---------- Data provided ----------
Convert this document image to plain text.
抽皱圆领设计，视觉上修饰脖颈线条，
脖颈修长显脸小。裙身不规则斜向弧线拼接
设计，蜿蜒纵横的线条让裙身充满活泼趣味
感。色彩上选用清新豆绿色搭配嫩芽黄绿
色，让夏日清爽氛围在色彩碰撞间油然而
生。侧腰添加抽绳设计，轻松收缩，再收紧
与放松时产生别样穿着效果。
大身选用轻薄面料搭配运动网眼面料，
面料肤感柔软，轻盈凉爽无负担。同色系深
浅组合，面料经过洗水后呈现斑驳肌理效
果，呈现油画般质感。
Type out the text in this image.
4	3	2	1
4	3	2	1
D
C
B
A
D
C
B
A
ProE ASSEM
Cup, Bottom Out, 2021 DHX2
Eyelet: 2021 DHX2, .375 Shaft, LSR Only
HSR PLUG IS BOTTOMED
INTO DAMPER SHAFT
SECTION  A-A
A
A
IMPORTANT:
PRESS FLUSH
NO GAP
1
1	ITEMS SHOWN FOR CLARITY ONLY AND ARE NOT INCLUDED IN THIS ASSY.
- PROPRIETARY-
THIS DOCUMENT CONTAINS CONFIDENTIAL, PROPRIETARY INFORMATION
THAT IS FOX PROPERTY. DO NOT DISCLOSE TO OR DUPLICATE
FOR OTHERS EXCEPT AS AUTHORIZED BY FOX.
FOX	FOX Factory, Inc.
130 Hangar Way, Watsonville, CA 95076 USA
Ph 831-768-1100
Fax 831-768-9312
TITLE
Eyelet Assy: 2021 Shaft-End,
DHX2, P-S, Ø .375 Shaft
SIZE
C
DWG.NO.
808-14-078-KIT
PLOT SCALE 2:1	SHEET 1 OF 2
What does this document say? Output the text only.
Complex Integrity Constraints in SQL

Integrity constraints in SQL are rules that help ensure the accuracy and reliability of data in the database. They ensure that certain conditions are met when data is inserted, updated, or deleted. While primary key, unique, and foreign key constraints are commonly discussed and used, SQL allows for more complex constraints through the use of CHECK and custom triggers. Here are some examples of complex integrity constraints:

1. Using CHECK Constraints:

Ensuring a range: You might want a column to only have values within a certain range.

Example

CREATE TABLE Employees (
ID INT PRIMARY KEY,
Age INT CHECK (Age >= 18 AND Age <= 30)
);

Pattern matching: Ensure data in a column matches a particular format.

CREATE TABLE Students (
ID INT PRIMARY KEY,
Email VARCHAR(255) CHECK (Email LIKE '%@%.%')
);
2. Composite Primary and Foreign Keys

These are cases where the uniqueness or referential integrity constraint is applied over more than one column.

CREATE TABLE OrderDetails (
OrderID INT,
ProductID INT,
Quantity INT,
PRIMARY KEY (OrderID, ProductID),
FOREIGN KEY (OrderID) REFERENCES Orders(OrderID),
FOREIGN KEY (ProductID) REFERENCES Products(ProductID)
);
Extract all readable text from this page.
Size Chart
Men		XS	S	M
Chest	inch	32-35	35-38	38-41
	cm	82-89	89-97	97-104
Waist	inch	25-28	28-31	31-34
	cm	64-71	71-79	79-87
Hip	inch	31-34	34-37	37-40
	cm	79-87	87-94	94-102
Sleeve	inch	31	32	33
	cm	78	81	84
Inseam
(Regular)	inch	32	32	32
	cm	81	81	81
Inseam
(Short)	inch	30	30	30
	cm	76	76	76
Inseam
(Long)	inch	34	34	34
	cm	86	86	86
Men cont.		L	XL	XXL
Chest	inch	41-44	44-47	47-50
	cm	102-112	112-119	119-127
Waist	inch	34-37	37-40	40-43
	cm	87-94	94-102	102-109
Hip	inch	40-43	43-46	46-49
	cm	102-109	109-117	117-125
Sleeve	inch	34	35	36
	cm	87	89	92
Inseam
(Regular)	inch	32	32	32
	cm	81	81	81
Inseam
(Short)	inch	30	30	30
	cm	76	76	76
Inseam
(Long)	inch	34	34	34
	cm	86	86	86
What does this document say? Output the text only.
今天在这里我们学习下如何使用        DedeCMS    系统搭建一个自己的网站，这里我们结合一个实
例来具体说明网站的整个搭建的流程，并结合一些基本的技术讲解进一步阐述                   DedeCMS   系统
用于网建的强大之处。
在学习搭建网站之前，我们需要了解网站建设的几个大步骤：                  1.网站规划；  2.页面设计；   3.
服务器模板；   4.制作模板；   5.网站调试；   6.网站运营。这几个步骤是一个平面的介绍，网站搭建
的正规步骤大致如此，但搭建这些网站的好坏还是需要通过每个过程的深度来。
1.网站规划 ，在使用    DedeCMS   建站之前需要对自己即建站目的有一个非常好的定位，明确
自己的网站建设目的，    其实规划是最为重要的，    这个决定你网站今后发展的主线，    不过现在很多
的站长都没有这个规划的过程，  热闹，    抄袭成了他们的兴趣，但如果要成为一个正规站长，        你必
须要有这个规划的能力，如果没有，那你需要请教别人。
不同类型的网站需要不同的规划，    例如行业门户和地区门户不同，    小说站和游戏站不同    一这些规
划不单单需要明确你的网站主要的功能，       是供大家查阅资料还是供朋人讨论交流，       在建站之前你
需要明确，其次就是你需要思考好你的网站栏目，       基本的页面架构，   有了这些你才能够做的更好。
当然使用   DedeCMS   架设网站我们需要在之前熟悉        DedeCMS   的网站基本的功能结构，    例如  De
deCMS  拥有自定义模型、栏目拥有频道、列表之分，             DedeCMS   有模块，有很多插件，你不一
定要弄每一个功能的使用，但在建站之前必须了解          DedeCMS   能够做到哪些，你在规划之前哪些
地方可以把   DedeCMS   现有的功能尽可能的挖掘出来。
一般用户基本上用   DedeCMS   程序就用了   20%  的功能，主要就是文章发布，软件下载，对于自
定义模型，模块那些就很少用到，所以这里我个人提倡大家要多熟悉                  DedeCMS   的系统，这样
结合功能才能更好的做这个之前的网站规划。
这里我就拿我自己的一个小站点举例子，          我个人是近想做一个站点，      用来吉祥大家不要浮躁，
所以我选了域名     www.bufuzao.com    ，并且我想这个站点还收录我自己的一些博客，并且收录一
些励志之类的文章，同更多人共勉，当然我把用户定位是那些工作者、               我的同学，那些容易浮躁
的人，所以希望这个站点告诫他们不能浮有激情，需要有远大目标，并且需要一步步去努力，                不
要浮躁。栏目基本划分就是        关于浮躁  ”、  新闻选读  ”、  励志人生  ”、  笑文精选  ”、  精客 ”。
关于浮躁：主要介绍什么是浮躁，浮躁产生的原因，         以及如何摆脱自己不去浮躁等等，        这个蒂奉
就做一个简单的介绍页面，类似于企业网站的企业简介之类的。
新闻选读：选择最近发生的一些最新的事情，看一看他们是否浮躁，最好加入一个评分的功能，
----------
From the records above, extract each line exactly as shown.

Convert this document image to plain text.
抽皱圆领设计，视觉上修饰脖颈线条，
脖颈修长显脸小。裙身不规则斜向弧线拼接
设计，蜿蜒纵横的线条让裙身充满活泼趣味
感。色彩上选用清新豆绿色搭配嫩芽黄绿
色，让夏日清爽氛围在色彩碰撞间油然而
生。侧腰添加抽绳设计，轻松收缩，再收紧
与放松时产生别样穿着效果。
大身选用轻薄面料搭配运动网眼面料，
面料肤感柔软，轻盈凉爽无负担。同色系深
浅组合，面料经过洗水后呈现斑驳肌理效
果，呈现油画般质感。
Type out the text in this image.
4	3	2	1
4	3	2	1
D
C
B
A
D
C
B
A
ProE ASSEM
Cup, Bottom Out, 2021 DHX2
Eyelet: 2021 DHX2, .375 Shaft, LSR Only
HSR PLUG IS BOTTOMED
INTO DAMPER SHAFT
SECTION  A-A
A
A
IMPORTANT:
PRESS FLUSH
NO GAP
1
1	ITEMS SHOWN FOR CLARITY ONLY AND ARE NOT INCLUDED IN THIS ASSY.
- PROPRIETARY-
THIS DOCUMENT CONTAINS CONFIDENTIAL, PROPRIETARY INFORMATION
THAT IS FOX PROPERTY. DO NOT DISCLOSE TO OR DUPLICATE
FOR OTHERS EXCEPT AS AUTHORIZED BY FOX.
FOX	FOX Factory, Inc.
130 Hangar Way, Watsonville, CA 95076 USA
Ph 831-768-1100
Fax 831-768-9312
TITLE
Eyelet Assy: 2021 Shaft-End,
DHX2, P-S, Ø .375 Shaft
SIZE
C
DWG.NO.
808-14-078-KIT
PLOT SCALE 2:1	SHEET 1 OF 2
What does this document say? Output the text only.
Complex Integrity Constraints in SQL

Integrity constraints in SQL are rules that help ensure the accuracy and reliability of data in the database. They ensure that certain conditions are met when data is inserted, updated, or deleted. While primary key, unique, and foreign key constraints are commonly discussed and used, SQL allows for more complex constraints through the use of CHECK and custom triggers. Here are some examples of complex integrity constraints:

1. Using CHECK Constraints:

Ensuring a range: You might want a column to only have values within a certain range.

Example

CREATE TABLE Employees (
ID INT PRIMARY KEY,
Age INT CHECK (Age >= 18 AND Age <= 30)
);

Pattern matching: Ensure data in a column matches a particular format.

CREATE TABLE Students (
ID INT PRIMARY KEY,
Email VARCHAR(255) CHECK (Email LIKE '%@%.%')
);
2. Composite Primary and Foreign Keys

These are cases where the uniqueness or referential integrity constraint is applied over more than one column.

CREATE TABLE OrderDetails (
OrderID INT,
ProductID INT,
Quantity INT,
PRIMARY KEY (OrderID, ProductID),
FOREIGN KEY (OrderID) REFERENCES Orders(OrderID),
FOREIGN KEY (ProductID) REFERENCES Products(ProductID)
);
Extract all readable text from this page.
Size Chart
Men		XS	S	M
Chest	inch	32-35	35-38	38-41
	cm	82-89	89-97	97-104
Waist	inch	25-28	28-31	31-34
	cm	64-71	71-79	79-87
Hip	inch	31-34	34-37	37-40
	cm	79-87	87-94	94-102
Sleeve	inch	31	32	33
	cm	78	81	84
Inseam
(Regular)	inch	32	32	32
	cm	81	81	81
Inseam
(Short)	inch	30	30	30
	cm	76	76	76
Inseam
(Long)	inch	34	34	34
	cm	86	86	86
Men cont.		L	XL	XXL
Chest	inch	41-44	44-47	47-50
	cm	102-112	112-119	119-127
Waist	inch	34-37	37-40	40-43
	cm	87-94	94-102	102-109
Hip	inch	40-43	43-46	46-49
	cm	102-109	109-117	117-125
Sleeve	inch	34	35	36
	cm	87	89	92
Inseam
(Regular)	inch	32	32	32
	cm	81	81	81
Inseam
(Short)	inch	30	30	30
	cm	76	76	76
Inseam
(Long)	inch	34	34	34
	cm	86	86	86
What does this document say? Output the text only.
今天在这里我们学习下如何使用        DedeCMS    系统搭建一个自己的网站，这里我们结合一个实
例来具体说明网站的整个搭建的流程，并结合一些基本的技术讲解进一步阐述                   DedeCMS   系统
用于网建的强大之处。
在学习搭建网站之前，我们需要了解网站建设的几个大步骤：                  1.网站规划；  2.页面设计；   3.
服务器模板；   4.制作模板；   5.网站调试；   6.网站运营。这几个步骤是一个平面的介绍，网站搭建
的正规步骤大致如此，但搭建这些网站的好坏还是需要通过每个过程的深度来。
1.网站规划 ，在使用    DedeCMS   建站之前需要对自己即建站目的有一个非常好的定位，明确
自己的网站建设目的，    其实规划是最为重要的，    这个决定你网站今后发展的主线，    不过现在很多
的站长都没有这个规划的过程，  热闹，    抄袭成了他们的兴趣，但如果要成为一个正规站长，        你必
须要有这个规划的能力，如果没有，那你需要请教别人。
不同类型的网站需要不同的规划，    例如行业门户和地区门户不同，    小说站和游戏站不同    一这些规
划不单单需要明确你的网站主要的功能，       是供大家查阅资料还是供朋人讨论交流，       在建站之前你
需要明确，其次就是你需要思考好你的网站栏目，       基本的页面架构，   有了这些你才能够做的更好。
当然使用   DedeCMS   架设网站我们需要在之前熟悉        DedeCMS   的网站基本的功能结构，    例如  De
deCMS  拥有自定义模型、栏目拥有频道、列表之分，             DedeCMS   有模块，有很多插件，你不一
定要弄每一个功能的使用，但在建站之前必须了解          DedeCMS   能够做到哪些，你在规划之前哪些
地方可以把   DedeCMS   现有的功能尽可能的挖掘出来。
一般用户基本上用   DedeCMS   程序就用了   20%  的功能，主要就是文章发布，软件下载，对于自
定义模型，模块那些就很少用到，所以这里我个人提倡大家要多熟悉                  DedeCMS   的系统，这样
结合功能才能更好的做这个之前的网站规划。
这里我就拿我自己的一个小站点举例子，          我个人是近想做一个站点，      用来吉祥大家不要浮躁，
所以我选了域名     www.bufuzao.com    ，并且我想这个站点还收录我自己的一些博客，并且收录一
些励志之类的文章，同更多人共勉，当然我把用户定位是那些工作者、               我的同学，那些容易浮躁
的人，所以希望这个站点告诫他们不能浮有激情，需要有远大目标，并且需要一步步去努力，                不
要浮躁。栏目基本划分就是        关于浮躁  ”、  新闻选读  ”、  励志人生  ”、  笑文精选  ”、  精客 ”。
关于浮躁：主要介绍什么是浮躁，浮躁产生的原因，         以及如何摆脱自己不去浮躁等等，        这个蒂奉
就做一个简单的介绍页面，类似于企业网站的企业简介之类的。
新闻选读：选择最近发生的一些最新的事情，看一看他们是否浮躁，最好加入一个评分的功能，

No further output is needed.